▶ [Structured figure records]
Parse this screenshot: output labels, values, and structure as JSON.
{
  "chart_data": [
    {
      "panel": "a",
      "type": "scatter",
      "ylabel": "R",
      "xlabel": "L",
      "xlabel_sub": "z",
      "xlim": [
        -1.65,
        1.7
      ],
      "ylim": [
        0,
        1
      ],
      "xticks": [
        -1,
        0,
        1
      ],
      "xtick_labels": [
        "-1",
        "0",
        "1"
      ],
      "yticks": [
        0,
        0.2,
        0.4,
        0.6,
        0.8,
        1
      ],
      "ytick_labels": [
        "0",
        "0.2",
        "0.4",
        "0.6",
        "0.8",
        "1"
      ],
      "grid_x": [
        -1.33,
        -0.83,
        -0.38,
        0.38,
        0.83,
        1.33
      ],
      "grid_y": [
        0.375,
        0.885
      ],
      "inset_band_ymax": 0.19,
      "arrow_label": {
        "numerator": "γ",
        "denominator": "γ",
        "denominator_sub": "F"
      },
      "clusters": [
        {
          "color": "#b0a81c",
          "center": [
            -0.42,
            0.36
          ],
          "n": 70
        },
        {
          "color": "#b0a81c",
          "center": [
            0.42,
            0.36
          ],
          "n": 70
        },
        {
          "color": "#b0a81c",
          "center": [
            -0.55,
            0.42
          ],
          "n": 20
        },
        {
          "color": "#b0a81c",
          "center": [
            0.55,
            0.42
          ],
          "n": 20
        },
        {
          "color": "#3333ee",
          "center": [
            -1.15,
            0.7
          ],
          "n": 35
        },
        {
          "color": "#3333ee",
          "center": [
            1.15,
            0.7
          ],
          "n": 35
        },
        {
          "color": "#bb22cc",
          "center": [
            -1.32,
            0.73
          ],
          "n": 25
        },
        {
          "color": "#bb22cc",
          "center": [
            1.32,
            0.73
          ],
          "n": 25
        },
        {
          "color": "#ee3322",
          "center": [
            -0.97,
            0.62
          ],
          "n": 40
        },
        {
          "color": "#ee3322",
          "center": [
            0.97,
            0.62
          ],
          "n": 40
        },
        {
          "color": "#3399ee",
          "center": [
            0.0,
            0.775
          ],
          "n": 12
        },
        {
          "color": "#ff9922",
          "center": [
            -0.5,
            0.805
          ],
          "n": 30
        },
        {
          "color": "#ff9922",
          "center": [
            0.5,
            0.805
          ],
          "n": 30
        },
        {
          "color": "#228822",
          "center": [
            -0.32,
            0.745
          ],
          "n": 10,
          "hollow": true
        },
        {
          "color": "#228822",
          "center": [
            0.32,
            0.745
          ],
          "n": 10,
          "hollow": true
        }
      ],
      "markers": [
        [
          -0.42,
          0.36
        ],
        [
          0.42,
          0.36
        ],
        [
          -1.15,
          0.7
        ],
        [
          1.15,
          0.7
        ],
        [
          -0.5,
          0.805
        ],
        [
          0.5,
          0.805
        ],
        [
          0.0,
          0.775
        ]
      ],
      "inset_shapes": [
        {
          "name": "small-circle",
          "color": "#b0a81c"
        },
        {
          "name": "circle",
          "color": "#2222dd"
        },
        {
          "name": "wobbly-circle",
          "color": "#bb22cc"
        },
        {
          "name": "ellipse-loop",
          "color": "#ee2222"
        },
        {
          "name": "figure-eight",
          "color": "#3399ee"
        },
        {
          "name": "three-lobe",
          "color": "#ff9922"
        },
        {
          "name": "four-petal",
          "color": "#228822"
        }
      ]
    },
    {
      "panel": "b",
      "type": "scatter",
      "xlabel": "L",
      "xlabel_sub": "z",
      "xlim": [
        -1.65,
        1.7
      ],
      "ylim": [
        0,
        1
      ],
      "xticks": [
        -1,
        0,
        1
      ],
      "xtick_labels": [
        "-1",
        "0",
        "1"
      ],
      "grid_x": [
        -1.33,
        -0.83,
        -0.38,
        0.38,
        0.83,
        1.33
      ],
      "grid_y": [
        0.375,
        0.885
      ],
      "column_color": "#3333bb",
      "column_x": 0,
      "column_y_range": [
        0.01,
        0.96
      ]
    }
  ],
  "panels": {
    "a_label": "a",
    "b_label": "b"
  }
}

▶ [WHAT NEEDS TO BE DONE] Reproduce every record, matching each line exactly.

▶ [THE SOLUTION]
Parse this screenshot: output labels, values, and structure as JSON.
{
  "chart_data": [
    {
      "panel": "a",
      "type": "scatter",
      "ylabel": "R",
      "xlabel": "L",
      "xlabel_sub": "z",
      "xlim": [
        -1.65,
        1.7
      ],
      "ylim": [
        0,
        1
      ],
      "xticks": [
        -1,
        0,
        1
      ],
      "xtick_labels": [
        "-1",
        "0",
        "1"
      ],
      "yticks": [
        0,
        0.2,
        0.4,
        0.6,
        0.8,
        1
      ],
      "ytick_labels": [
        "0",
        "0.2",
        "0.4",
        "0.6",
        "0.8",
        "1"
      ],
      "grid_x": [
        -1.33,
        -0.83,
        -0.38,
        0.38,
        0.83,
        1.33
      ],
      "grid_y": [
        0.375,
        0.885
      ],
      "inset_band_ymax": 0.19,
      "arrow_label": {
        "numerator": "γ",
        "denominator": "γ",
        "denominator_sub": "F"
      },
      "clusters": [
        {
          "color": "#b0a81c",
          "center": [
            -0.42,
            0.36
          ],
          "n": 70
        },
        {
          "color": "#b0a81c",
          "center": [
            0.42,
            0.36
          ],
          "n": 70
        },
        {
          "color": "#b0a81c",
          "center": [
            -0.55,
            0.42
          ],
          "n": 20
        },
        {
          "color": "#b0a81c",
          "center": [
            0.55,
            0.42
          ],
          "n": 20
        },
        {
          "color": "#3333ee",
          "center": [
            -1.15,
            0.7
          ],
          "n": 35
        },
        {
          "color": "#3333ee",
          "center": [
            1.15,
            0.7
          ],
          "n": 35
        },
        {
          "color": "#bb22cc",
          "center": [
            -1.32,
            0.73
          ],
          "n": 25
        },
        {
          "color": "#bb22cc",
          "center": [
            1.32,
            0.73
          ],
          "n": 25
        },
        {
          "color": "#ee3322",
          "center": [
            -0.97,
            0.62
          ],
          "n": 40
        },
        {
          "color": "#ee3322",
          "center": [
            0.97,
            0.62
          ],
          "n": 40
        },
        {
          "color": "#3399ee",
          "center": [
            0.0,
            0.775
          ],
          "n": 12
        },
        {
          "color": "#ff9922",
          "center": [
            -0.5,
            0.805
          ],
          "n": 30
        },
        {
          "color": "#ff9922",
          "center": [
            0.5,
            0.805
          ],
          "n": 30
        },
        {
          "color": "#228822",
          "center": [
            -0.32,
            0.745
          ],
          "n": 10,
          "hollow": true
        },
        {
          "color": "#228822",
          "center": [
            0.32,
            0.745
          ],
          "n": 10,
          "hollow": true
        }
      ],
      "markers": [
        [
          -0.42,
          0.36
        ],
        [
          0.42,
          0.36
        ],
        [
          -1.15,
          0.7
        ],
        [
          1.15,
          0.7
        ],
        [
          -0.5,
          0.805
        ],
        [
          0.5,
          0.805
        ],
        [
          0.0,
          0.775
        ]
      ],
      "inset_shapes": [
        {
          "name": "small-circle",
          "color": "#b0a81c"
        },
        {
          "name": "circle",
          "color": "#2222dd"
        },
        {
          "name": "wobbly-circle",
          "color": "#bb22cc"
        },
        {
          "name": "ellipse-loop",
          "color": "#ee2222"
        },
        {
          "name": "figure-eight",
          "color": "#3399ee"
        },
        {
          "name": "three-lobe",
          "color": "#ff9922"
        },
        {
          "name": "four-petal",
          "color": "#228822"
        }
      ]
    },
    {
      "panel": "b",
      "type": "scatter",
      "xlabel": "L",
      "xlabel_sub": "z",
      "xlim": [
        -1.65,
        1.7
      ],
      "ylim": [
        0,
        1
      ],
      "xticks": [
        -1,
        0,
        1
      ],
      "xtick_labels": [
        "-1",
        "0",
        "1"
      ],
      "grid_x": [
        -1.33,
        -0.83,
        -0.38,
        0.38,
        0.83,
        1.33
      ],
      "grid_y": [
        0.375,
        0.885
      ],
      "column_color": "#3333bb",
      "column_x": 0,
      "column_y_range": [
        0.01,
        0.96
      ]
    }
  ],
  "panels": {
    "a_label": "a",
    "b_label": "b"
  }
}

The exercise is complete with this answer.